**Task**
Where does the string "ensuring" appear? Copy every line of the entries below that holds it.
* * * *
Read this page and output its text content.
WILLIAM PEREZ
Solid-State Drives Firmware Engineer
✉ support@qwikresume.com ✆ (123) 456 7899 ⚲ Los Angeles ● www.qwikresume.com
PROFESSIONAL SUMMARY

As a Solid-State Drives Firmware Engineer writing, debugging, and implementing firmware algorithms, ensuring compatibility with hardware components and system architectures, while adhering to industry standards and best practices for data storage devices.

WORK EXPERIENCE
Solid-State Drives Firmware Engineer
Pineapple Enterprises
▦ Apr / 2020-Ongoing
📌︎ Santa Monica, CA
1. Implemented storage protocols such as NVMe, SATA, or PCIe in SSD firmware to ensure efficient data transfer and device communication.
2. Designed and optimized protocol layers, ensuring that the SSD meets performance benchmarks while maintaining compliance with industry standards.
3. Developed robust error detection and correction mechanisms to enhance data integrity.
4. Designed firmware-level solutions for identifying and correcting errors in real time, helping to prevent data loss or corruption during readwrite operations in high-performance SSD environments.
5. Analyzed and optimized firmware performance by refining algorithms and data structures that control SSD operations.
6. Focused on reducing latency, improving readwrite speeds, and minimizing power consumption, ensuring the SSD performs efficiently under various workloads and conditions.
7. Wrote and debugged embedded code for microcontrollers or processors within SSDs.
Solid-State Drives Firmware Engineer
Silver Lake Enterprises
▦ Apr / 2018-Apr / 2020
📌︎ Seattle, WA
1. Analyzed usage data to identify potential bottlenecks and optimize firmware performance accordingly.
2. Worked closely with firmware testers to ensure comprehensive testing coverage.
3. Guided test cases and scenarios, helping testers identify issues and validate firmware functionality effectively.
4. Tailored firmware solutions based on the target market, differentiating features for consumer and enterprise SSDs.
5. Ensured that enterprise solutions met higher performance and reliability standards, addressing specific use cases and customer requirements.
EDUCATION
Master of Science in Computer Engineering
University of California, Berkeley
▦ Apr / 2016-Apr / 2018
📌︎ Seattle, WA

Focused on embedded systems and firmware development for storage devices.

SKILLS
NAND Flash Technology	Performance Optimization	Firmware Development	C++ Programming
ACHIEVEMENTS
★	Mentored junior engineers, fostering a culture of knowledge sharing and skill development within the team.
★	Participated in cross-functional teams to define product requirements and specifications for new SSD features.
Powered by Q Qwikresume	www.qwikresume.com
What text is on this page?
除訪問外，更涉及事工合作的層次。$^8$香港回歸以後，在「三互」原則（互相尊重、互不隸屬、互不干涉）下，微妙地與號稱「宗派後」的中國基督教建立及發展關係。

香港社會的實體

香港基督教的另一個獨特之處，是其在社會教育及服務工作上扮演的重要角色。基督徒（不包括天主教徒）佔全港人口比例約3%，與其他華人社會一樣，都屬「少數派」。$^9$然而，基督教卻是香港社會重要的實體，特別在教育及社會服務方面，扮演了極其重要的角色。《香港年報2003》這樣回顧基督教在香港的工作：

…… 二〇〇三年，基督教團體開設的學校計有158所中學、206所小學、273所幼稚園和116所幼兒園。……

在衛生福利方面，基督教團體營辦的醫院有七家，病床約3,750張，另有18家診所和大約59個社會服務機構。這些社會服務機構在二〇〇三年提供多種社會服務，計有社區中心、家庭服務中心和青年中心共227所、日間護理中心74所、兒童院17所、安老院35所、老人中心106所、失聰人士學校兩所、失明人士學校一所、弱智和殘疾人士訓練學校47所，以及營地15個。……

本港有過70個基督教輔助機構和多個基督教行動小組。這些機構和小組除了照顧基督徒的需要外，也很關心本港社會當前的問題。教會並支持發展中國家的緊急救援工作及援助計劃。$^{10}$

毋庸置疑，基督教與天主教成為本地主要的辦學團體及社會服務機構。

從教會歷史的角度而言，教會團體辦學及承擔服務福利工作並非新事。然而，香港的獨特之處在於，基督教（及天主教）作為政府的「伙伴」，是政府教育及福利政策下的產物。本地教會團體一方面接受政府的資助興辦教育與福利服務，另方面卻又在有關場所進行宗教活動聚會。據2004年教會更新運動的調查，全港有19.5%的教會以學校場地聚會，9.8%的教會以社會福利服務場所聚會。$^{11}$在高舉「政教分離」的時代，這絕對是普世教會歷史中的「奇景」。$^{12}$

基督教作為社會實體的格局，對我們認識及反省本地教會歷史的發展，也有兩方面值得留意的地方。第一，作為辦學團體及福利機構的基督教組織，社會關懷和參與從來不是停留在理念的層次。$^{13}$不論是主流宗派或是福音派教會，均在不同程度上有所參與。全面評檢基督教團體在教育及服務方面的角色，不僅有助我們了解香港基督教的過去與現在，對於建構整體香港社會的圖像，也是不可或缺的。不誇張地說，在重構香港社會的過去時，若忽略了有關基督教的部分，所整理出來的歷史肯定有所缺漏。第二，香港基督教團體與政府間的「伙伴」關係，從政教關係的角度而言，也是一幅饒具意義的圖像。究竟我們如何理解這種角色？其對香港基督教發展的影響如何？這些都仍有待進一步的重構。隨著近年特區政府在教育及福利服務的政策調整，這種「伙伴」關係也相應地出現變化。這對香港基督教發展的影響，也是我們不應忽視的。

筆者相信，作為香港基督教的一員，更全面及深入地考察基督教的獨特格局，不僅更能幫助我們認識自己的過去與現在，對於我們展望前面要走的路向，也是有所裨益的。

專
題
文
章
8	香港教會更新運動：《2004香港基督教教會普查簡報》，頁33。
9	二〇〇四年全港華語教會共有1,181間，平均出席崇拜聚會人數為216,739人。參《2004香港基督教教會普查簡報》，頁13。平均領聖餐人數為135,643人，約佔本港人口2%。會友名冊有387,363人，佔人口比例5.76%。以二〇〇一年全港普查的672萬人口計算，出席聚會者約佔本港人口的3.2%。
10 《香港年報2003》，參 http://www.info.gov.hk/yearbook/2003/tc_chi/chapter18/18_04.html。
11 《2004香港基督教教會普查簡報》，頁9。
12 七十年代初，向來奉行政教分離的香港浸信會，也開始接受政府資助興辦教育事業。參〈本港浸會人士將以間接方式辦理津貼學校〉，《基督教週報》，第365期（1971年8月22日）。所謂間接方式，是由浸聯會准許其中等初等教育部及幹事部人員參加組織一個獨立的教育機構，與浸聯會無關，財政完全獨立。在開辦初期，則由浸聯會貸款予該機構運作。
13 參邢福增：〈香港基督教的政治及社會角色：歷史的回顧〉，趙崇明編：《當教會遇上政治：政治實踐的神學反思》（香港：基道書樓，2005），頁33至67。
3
* * * *
**Final result**
As a Solid-State Drives Firmware Engineer writing, debugging, and implementing firmware algorithms, ensuring compatibility with hardware components and system architectures, while adhering to industry standards and best practices for data storage devices.
2. Designed and optimized protocol layers, ensuring that the SSD meets performance benchmarks while maintaining compliance with industry standards.
6. Focused on reducing latency, improving readwrite speeds, and minimizing power consumption, ensuring the SSD performs efficiently under various workloads and conditions.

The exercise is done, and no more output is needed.